#### WHAT YOU SHOULD DO:
Output all the entries word for word. Omit the pictures.

#### GIVEN INFORMATION:

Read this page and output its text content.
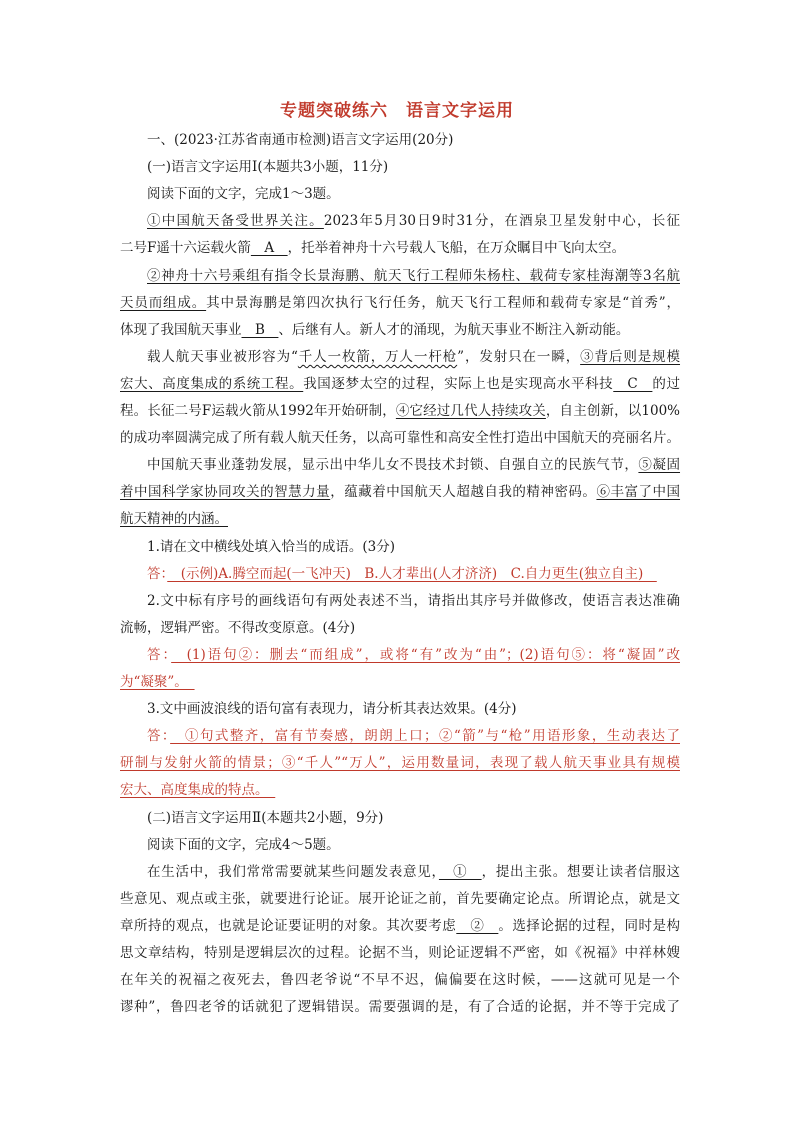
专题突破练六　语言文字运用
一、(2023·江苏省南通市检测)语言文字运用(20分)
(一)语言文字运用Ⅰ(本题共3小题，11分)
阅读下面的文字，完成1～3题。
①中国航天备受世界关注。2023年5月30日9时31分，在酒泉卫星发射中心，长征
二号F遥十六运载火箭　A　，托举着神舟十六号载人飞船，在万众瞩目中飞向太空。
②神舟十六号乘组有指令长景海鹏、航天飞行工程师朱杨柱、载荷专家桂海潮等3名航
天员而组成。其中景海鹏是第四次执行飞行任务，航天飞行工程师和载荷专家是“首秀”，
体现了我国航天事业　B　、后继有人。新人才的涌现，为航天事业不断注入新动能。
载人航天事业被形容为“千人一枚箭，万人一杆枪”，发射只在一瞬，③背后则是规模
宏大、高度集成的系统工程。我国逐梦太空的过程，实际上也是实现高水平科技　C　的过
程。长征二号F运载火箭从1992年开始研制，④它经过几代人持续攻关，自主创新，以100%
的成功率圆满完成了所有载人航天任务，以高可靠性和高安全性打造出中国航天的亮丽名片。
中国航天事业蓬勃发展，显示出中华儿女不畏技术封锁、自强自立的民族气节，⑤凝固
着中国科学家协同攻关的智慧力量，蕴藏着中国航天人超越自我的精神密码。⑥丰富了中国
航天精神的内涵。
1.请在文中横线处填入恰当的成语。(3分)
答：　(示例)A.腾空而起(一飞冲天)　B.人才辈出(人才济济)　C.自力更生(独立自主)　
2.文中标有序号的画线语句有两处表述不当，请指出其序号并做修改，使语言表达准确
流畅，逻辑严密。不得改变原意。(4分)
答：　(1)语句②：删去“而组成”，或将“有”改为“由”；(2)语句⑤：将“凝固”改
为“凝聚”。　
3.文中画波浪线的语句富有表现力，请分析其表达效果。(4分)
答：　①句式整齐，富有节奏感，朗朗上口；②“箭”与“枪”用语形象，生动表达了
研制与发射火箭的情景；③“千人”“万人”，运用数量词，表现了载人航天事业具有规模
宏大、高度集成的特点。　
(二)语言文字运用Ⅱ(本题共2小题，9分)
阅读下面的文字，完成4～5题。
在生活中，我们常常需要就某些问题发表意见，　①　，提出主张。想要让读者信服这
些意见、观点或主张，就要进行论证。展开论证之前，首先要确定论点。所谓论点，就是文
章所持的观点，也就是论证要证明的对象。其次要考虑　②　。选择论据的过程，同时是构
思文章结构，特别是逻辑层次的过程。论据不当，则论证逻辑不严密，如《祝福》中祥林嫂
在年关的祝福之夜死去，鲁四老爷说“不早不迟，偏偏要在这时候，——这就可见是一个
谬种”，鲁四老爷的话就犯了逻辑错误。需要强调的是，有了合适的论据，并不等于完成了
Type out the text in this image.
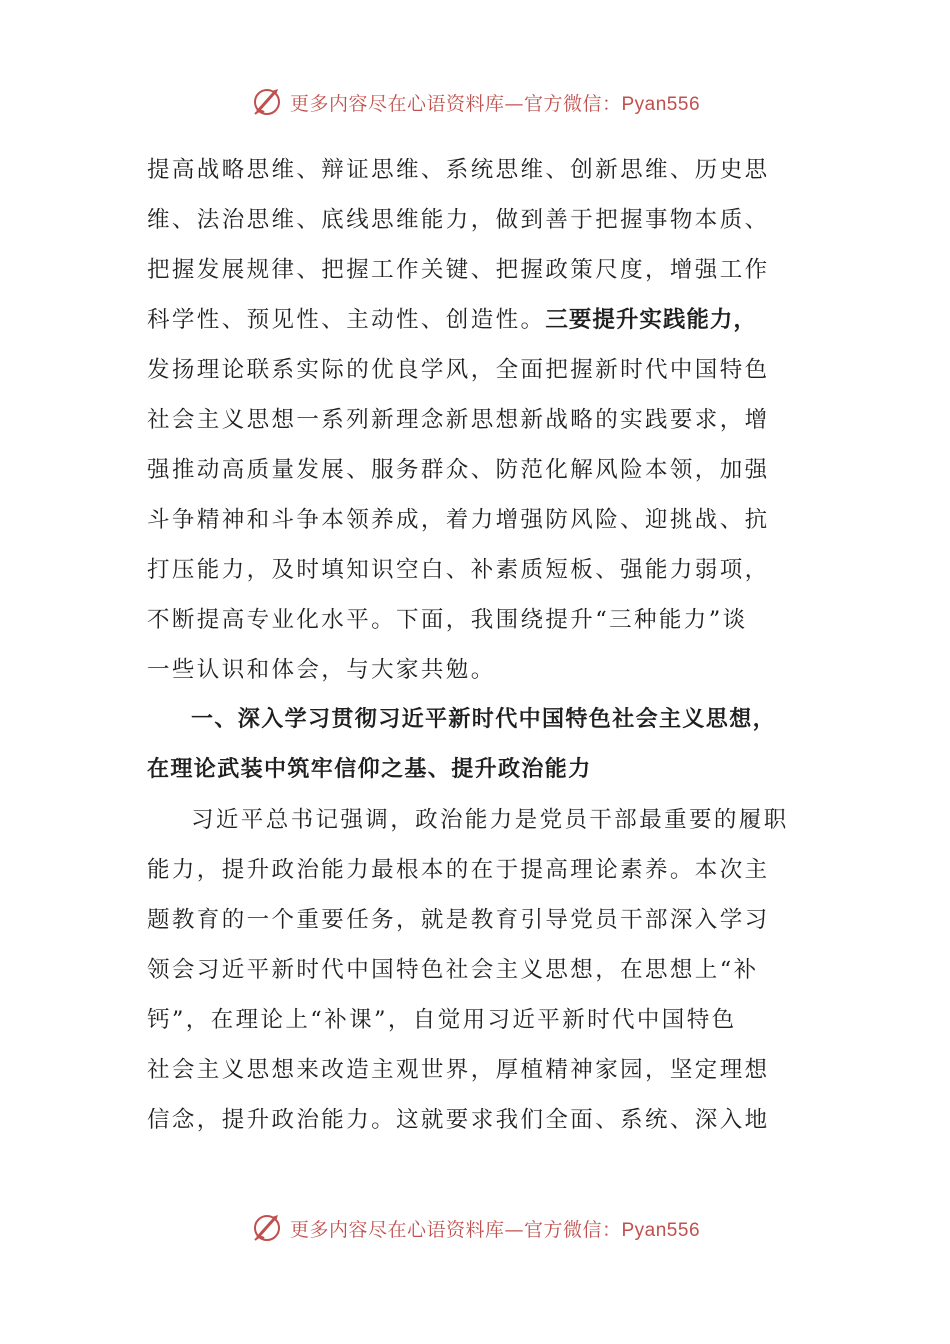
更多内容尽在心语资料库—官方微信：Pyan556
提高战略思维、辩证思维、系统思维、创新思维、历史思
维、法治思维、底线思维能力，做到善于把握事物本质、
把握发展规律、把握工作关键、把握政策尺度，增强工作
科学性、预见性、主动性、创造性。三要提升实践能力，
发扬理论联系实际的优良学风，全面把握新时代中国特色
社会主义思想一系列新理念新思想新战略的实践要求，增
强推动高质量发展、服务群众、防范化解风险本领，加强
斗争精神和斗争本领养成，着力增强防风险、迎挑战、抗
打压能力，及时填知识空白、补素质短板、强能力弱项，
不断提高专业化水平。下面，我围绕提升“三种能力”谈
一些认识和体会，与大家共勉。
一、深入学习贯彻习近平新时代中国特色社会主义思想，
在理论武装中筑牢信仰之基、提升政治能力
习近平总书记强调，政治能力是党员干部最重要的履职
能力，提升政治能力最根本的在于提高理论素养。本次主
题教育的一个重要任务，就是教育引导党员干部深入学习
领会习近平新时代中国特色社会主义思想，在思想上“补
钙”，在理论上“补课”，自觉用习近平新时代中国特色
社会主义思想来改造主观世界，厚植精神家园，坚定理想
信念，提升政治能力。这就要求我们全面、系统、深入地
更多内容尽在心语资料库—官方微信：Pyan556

#### ANSWER IN FULL:
Read this page and output its text content.
专题突破练六　语言文字运用
一、(2023·江苏省南通市检测)语言文字运用(20分)
(一)语言文字运用Ⅰ(本题共3小题，11分)
阅读下面的文字，完成1～3题。
①中国航天备受世界关注。2023年5月30日9时31分，在酒泉卫星发射中心，长征
二号F遥十六运载火箭　A　，托举着神舟十六号载人飞船，在万众瞩目中飞向太空。
②神舟十六号乘组有指令长景海鹏、航天飞行工程师朱杨柱、载荷专家桂海潮等3名航
天员而组成。其中景海鹏是第四次执行飞行任务，航天飞行工程师和载荷专家是“首秀”，
体现了我国航天事业　B　、后继有人。新人才的涌现，为航天事业不断注入新动能。
载人航天事业被形容为“千人一枚箭，万人一杆枪”，发射只在一瞬，③背后则是规模
宏大、高度集成的系统工程。我国逐梦太空的过程，实际上也是实现高水平科技　C　的过
程。长征二号F运载火箭从1992年开始研制，④它经过几代人持续攻关，自主创新，以100%
的成功率圆满完成了所有载人航天任务，以高可靠性和高安全性打造出中国航天的亮丽名片。
中国航天事业蓬勃发展，显示出中华儿女不畏技术封锁、自强自立的民族气节，⑤凝固
着中国科学家协同攻关的智慧力量，蕴藏着中国航天人超越自我的精神密码。⑥丰富了中国
航天精神的内涵。
1.请在文中横线处填入恰当的成语。(3分)
答：　(示例)A.腾空而起(一飞冲天)　B.人才辈出(人才济济)　C.自力更生(独立自主)　
2.文中标有序号的画线语句有两处表述不当，请指出其序号并做修改，使语言表达准确
流畅，逻辑严密。不得改变原意。(4分)
答：　(1)语句②：删去“而组成”，或将“有”改为“由”；(2)语句⑤：将“凝固”改
为“凝聚”。　
3.文中画波浪线的语句富有表现力，请分析其表达效果。(4分)
答：　①句式整齐，富有节奏感，朗朗上口；②“箭”与“枪”用语形象，生动表达了
研制与发射火箭的情景；③“千人”“万人”，运用数量词，表现了载人航天事业具有规模
宏大、高度集成的特点。　
(二)语言文字运用Ⅱ(本题共2小题，9分)
阅读下面的文字，完成4～5题。
在生活中，我们常常需要就某些问题发表意见，　①　，提出主张。想要让读者信服这
些意见、观点或主张，就要进行论证。展开论证之前，首先要确定论点。所谓论点，就是文
章所持的观点，也就是论证要证明的对象。其次要考虑　②　。选择论据的过程，同时是构
思文章结构，特别是逻辑层次的过程。论据不当，则论证逻辑不严密，如《祝福》中祥林嫂
在年关的祝福之夜死去，鲁四老爷说“不早不迟，偏偏要在这时候，——这就可见是一个
谬种”，鲁四老爷的话就犯了逻辑错误。需要强调的是，有了合适的论据，并不等于完成了
Type out the text in this image.
更多内容尽在心语资料库—官方微信：Pyan556
提高战略思维、辩证思维、系统思维、创新思维、历史思
维、法治思维、底线思维能力，做到善于把握事物本质、
把握发展规律、把握工作关键、把握政策尺度，增强工作
科学性、预见性、主动性、创造性。三要提升实践能力，
发扬理论联系实际的优良学风，全面把握新时代中国特色
社会主义思想一系列新理念新思想新战略的实践要求，增
强推动高质量发展、服务群众、防范化解风险本领，加强
斗争精神和斗争本领养成，着力增强防风险、迎挑战、抗
打压能力，及时填知识空白、补素质短板、强能力弱项，
不断提高专业化水平。下面，我围绕提升“三种能力”谈
一些认识和体会，与大家共勉。
一、深入学习贯彻习近平新时代中国特色社会主义思想，
在理论武装中筑牢信仰之基、提升政治能力
习近平总书记强调，政治能力是党员干部最重要的履职
能力，提升政治能力最根本的在于提高理论素养。本次主
题教育的一个重要任务，就是教育引导党员干部深入学习
领会习近平新时代中国特色社会主义思想，在思想上“补
钙”，在理论上“补课”，自觉用习近平新时代中国特色
社会主义思想来改造主观世界，厚植精神家园，坚定理想
信念，提升政治能力。这就要求我们全面、系统、深入地
更多内容尽在心语资料库—官方微信：Pyan556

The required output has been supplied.